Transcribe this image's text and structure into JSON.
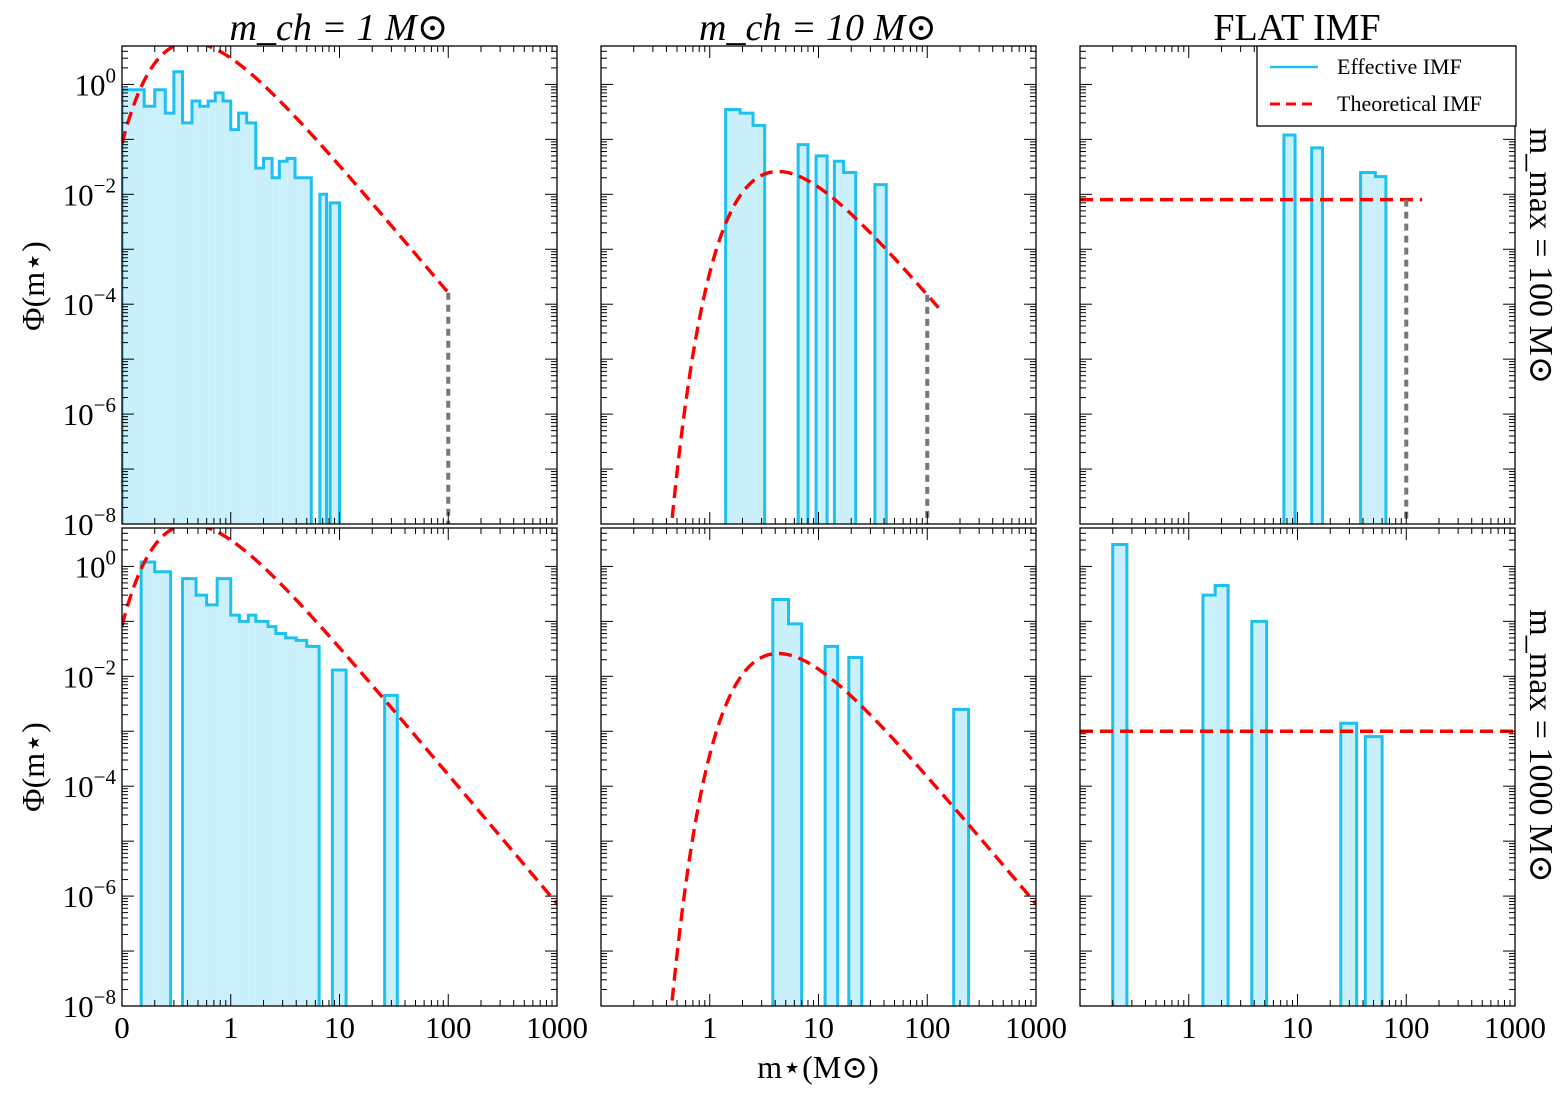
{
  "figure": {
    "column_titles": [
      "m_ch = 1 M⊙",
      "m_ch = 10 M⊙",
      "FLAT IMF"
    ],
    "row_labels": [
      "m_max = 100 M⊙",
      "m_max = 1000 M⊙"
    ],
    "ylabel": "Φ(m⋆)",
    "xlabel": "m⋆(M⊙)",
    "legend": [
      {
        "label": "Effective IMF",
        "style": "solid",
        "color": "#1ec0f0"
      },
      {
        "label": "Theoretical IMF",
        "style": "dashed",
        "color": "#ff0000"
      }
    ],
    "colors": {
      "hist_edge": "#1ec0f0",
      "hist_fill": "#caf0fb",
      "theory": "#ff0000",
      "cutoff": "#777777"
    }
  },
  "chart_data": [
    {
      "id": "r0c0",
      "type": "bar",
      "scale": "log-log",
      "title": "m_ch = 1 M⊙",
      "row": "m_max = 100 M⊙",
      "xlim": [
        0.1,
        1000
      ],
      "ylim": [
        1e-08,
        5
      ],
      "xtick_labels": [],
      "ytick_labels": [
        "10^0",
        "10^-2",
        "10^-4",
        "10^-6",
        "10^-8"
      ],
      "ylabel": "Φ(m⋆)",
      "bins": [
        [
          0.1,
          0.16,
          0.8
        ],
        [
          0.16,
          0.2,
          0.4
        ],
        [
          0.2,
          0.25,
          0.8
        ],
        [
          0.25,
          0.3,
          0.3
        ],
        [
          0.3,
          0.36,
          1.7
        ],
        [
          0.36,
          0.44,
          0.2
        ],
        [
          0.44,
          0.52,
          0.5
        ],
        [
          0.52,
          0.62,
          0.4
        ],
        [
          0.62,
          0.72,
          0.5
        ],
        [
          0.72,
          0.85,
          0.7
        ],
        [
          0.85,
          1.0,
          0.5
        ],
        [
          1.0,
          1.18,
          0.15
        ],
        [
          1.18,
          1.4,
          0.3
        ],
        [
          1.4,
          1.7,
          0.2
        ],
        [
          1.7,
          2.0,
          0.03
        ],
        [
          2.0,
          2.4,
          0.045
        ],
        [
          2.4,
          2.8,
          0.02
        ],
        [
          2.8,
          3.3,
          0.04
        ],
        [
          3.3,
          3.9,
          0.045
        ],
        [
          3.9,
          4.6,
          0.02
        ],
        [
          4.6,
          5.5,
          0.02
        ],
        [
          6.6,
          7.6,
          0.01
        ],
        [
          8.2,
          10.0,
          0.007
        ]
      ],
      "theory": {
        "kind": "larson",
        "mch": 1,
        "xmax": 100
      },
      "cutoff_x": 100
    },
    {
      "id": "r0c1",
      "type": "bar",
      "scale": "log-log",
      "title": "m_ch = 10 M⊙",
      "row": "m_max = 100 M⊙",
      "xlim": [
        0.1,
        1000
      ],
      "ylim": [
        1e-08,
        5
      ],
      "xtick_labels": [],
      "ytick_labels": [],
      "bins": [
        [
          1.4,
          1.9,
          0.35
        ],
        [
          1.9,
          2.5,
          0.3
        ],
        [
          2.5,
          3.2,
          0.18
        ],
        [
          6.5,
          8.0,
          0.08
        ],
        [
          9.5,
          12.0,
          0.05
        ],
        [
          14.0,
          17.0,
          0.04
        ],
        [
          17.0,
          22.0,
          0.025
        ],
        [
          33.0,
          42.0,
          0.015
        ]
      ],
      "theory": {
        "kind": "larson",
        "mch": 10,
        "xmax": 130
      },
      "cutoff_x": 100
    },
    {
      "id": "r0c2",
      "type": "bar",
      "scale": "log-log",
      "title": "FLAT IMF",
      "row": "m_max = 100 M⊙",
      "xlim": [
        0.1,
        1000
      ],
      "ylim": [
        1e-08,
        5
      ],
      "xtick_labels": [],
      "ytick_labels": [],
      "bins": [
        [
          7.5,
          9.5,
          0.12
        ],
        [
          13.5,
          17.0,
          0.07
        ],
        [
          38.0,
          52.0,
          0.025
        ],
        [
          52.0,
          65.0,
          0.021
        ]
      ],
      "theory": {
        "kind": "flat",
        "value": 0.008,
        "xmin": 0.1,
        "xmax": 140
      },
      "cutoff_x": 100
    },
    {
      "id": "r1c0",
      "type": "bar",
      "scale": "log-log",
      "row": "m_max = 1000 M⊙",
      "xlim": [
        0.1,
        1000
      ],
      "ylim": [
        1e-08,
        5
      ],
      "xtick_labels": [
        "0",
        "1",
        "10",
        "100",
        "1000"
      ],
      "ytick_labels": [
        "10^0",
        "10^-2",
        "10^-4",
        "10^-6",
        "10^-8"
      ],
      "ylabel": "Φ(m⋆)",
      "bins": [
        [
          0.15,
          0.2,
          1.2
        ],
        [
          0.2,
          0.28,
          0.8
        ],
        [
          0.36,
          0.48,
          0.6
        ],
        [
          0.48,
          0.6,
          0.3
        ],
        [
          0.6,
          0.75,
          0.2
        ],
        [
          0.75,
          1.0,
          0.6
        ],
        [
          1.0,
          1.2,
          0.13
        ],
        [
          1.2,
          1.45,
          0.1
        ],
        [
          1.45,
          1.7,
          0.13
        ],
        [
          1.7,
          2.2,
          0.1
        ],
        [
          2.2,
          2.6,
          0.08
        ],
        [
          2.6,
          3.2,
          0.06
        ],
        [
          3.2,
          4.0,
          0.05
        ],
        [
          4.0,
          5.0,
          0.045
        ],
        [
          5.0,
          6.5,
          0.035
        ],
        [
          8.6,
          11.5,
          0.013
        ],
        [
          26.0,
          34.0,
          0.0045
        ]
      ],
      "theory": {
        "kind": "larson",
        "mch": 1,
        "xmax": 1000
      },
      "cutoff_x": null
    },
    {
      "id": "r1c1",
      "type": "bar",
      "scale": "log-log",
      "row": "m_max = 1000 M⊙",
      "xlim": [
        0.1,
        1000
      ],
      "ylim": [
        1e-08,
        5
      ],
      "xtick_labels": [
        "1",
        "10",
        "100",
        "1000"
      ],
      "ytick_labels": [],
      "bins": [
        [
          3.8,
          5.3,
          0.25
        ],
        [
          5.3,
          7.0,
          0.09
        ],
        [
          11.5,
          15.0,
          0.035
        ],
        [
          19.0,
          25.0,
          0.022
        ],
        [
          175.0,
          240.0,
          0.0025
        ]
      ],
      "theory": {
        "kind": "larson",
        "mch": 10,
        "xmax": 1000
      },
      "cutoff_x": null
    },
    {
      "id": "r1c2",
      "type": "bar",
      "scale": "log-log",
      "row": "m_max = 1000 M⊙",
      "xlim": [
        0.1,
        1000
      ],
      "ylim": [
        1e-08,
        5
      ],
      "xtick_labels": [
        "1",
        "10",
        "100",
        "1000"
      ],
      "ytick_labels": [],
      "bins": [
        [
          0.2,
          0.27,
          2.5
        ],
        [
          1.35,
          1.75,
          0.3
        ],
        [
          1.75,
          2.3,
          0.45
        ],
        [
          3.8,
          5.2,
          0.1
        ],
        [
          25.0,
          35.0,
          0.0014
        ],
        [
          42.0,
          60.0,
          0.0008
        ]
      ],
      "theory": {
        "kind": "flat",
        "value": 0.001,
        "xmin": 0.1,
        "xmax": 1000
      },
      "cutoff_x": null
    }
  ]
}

> **Task requirements**: In your copy, repeat each record exactly and include no pictures.

> **Full response**:
Transcribe this image's text and structure into JSON.
{
  "figure": {
    "column_titles": [
      "m_ch = 1 M⊙",
      "m_ch = 10 M⊙",
      "FLAT IMF"
    ],
    "row_labels": [
      "m_max = 100 M⊙",
      "m_max = 1000 M⊙"
    ],
    "ylabel": "Φ(m⋆)",
    "xlabel": "m⋆(M⊙)",
    "legend": [
      {
        "label": "Effective IMF",
        "style": "solid",
        "color": "#1ec0f0"
      },
      {
        "label": "Theoretical IMF",
        "style": "dashed",
        "color": "#ff0000"
      }
    ],
    "colors": {
      "hist_edge": "#1ec0f0",
      "hist_fill": "#caf0fb",
      "theory": "#ff0000",
      "cutoff": "#777777"
    }
  },
  "chart_data": [
    {
      "id": "r0c0",
      "type": "bar",
      "scale": "log-log",
      "title": "m_ch = 1 M⊙",
      "row": "m_max = 100 M⊙",
      "xlim": [
        0.1,
        1000
      ],
      "ylim": [
        1e-08,
        5
      ],
      "xtick_labels": [],
      "ytick_labels": [
        "10^0",
        "10^-2",
        "10^-4",
        "10^-6",
        "10^-8"
      ],
      "ylabel": "Φ(m⋆)",
      "bins": [
        [
          0.1,
          0.16,
          0.8
        ],
        [
          0.16,
          0.2,
          0.4
        ],
        [
          0.2,
          0.25,
          0.8
        ],
        [
          0.25,
          0.3,
          0.3
        ],
        [
          0.3,
          0.36,
          1.7
        ],
        [
          0.36,
          0.44,
          0.2
        ],
        [
          0.44,
          0.52,
          0.5
        ],
        [
          0.52,
          0.62,
          0.4
        ],
        [
          0.62,
          0.72,
          0.5
        ],
        [
          0.72,
          0.85,
          0.7
        ],
        [
          0.85,
          1.0,
          0.5
        ],
        [
          1.0,
          1.18,
          0.15
        ],
        [
          1.18,
          1.4,
          0.3
        ],
        [
          1.4,
          1.7,
          0.2
        ],
        [
          1.7,
          2.0,
          0.03
        ],
        [
          2.0,
          2.4,
          0.045
        ],
        [
          2.4,
          2.8,
          0.02
        ],
        [
          2.8,
          3.3,
          0.04
        ],
        [
          3.3,
          3.9,
          0.045
        ],
        [
          3.9,
          4.6,
          0.02
        ],
        [
          4.6,
          5.5,
          0.02
        ],
        [
          6.6,
          7.6,
          0.01
        ],
        [
          8.2,
          10.0,
          0.007
        ]
      ],
      "theory": {
        "kind": "larson",
        "mch": 1,
        "xmax": 100
      },
      "cutoff_x": 100
    },
    {
      "id": "r0c1",
      "type": "bar",
      "scale": "log-log",
      "title": "m_ch = 10 M⊙",
      "row": "m_max = 100 M⊙",
      "xlim": [
        0.1,
        1000
      ],
      "ylim": [
        1e-08,
        5
      ],
      "xtick_labels": [],
      "ytick_labels": [],
      "bins": [
        [
          1.4,
          1.9,
          0.35
        ],
        [
          1.9,
          2.5,
          0.3
        ],
        [
          2.5,
          3.2,
          0.18
        ],
        [
          6.5,
          8.0,
          0.08
        ],
        [
          9.5,
          12.0,
          0.05
        ],
        [
          14.0,
          17.0,
          0.04
        ],
        [
          17.0,
          22.0,
          0.025
        ],
        [
          33.0,
          42.0,
          0.015
        ]
      ],
      "theory": {
        "kind": "larson",
        "mch": 10,
        "xmax": 130
      },
      "cutoff_x": 100
    },
    {
      "id": "r0c2",
      "type": "bar",
      "scale": "log-log",
      "title": "FLAT IMF",
      "row": "m_max = 100 M⊙",
      "xlim": [
        0.1,
        1000
      ],
      "ylim": [
        1e-08,
        5
      ],
      "xtick_labels": [],
      "ytick_labels": [],
      "bins": [
        [
          7.5,
          9.5,
          0.12
        ],
        [
          13.5,
          17.0,
          0.07
        ],
        [
          38.0,
          52.0,
          0.025
        ],
        [
          52.0,
          65.0,
          0.021
        ]
      ],
      "theory": {
        "kind": "flat",
        "value": 0.008,
        "xmin": 0.1,
        "xmax": 140
      },
      "cutoff_x": 100
    },
    {
      "id": "r1c0",
      "type": "bar",
      "scale": "log-log",
      "row": "m_max = 1000 M⊙",
      "xlim": [
        0.1,
        1000
      ],
      "ylim": [
        1e-08,
        5
      ],
      "xtick_labels": [
        "0",
        "1",
        "10",
        "100",
        "1000"
      ],
      "ytick_labels": [
        "10^0",
        "10^-2",
        "10^-4",
        "10^-6",
        "10^-8"
      ],
      "ylabel": "Φ(m⋆)",
      "bins": [
        [
          0.15,
          0.2,
          1.2
        ],
        [
          0.2,
          0.28,
          0.8
        ],
        [
          0.36,
          0.48,
          0.6
        ],
        [
          0.48,
          0.6,
          0.3
        ],
        [
          0.6,
          0.75,
          0.2
        ],
        [
          0.75,
          1.0,
          0.6
        ],
        [
          1.0,
          1.2,
          0.13
        ],
        [
          1.2,
          1.45,
          0.1
        ],
        [
          1.45,
          1.7,
          0.13
        ],
        [
          1.7,
          2.2,
          0.1
        ],
        [
          2.2,
          2.6,
          0.08
        ],
        [
          2.6,
          3.2,
          0.06
        ],
        [
          3.2,
          4.0,
          0.05
        ],
        [
          4.0,
          5.0,
          0.045
        ],
        [
          5.0,
          6.5,
          0.035
        ],
        [
          8.6,
          11.5,
          0.013
        ],
        [
          26.0,
          34.0,
          0.0045
        ]
      ],
      "theory": {
        "kind": "larson",
        "mch": 1,
        "xmax": 1000
      },
      "cutoff_x": null
    },
    {
      "id": "r1c1",
      "type": "bar",
      "scale": "log-log",
      "row": "m_max = 1000 M⊙",
      "xlim": [
        0.1,
        1000
      ],
      "ylim": [
        1e-08,
        5
      ],
      "xtick_labels": [
        "1",
        "10",
        "100",
        "1000"
      ],
      "ytick_labels": [],
      "bins": [
        [
          3.8,
          5.3,
          0.25
        ],
        [
          5.3,
          7.0,
          0.09
        ],
        [
          11.5,
          15.0,
          0.035
        ],
        [
          19.0,
          25.0,
          0.022
        ],
        [
          175.0,
          240.0,
          0.0025
        ]
      ],
      "theory": {
        "kind": "larson",
        "mch": 10,
        "xmax": 1000
      },
      "cutoff_x": null
    },
    {
      "id": "r1c2",
      "type": "bar",
      "scale": "log-log",
      "row": "m_max = 1000 M⊙",
      "xlim": [
        0.1,
        1000
      ],
      "ylim": [
        1e-08,
        5
      ],
      "xtick_labels": [
        "1",
        "10",
        "100",
        "1000"
      ],
      "ytick_labels": [],
      "bins": [
        [
          0.2,
          0.27,
          2.5
        ],
        [
          1.35,
          1.75,
          0.3
        ],
        [
          1.75,
          2.3,
          0.45
        ],
        [
          3.8,
          5.2,
          0.1
        ],
        [
          25.0,
          35.0,
          0.0014
        ],
        [
          42.0,
          60.0,
          0.0008
        ]
      ],
      "theory": {
        "kind": "flat",
        "value": 0.001,
        "xmin": 0.1,
        "xmax": 1000
      },
      "cutoff_x": null
    }
  ]
}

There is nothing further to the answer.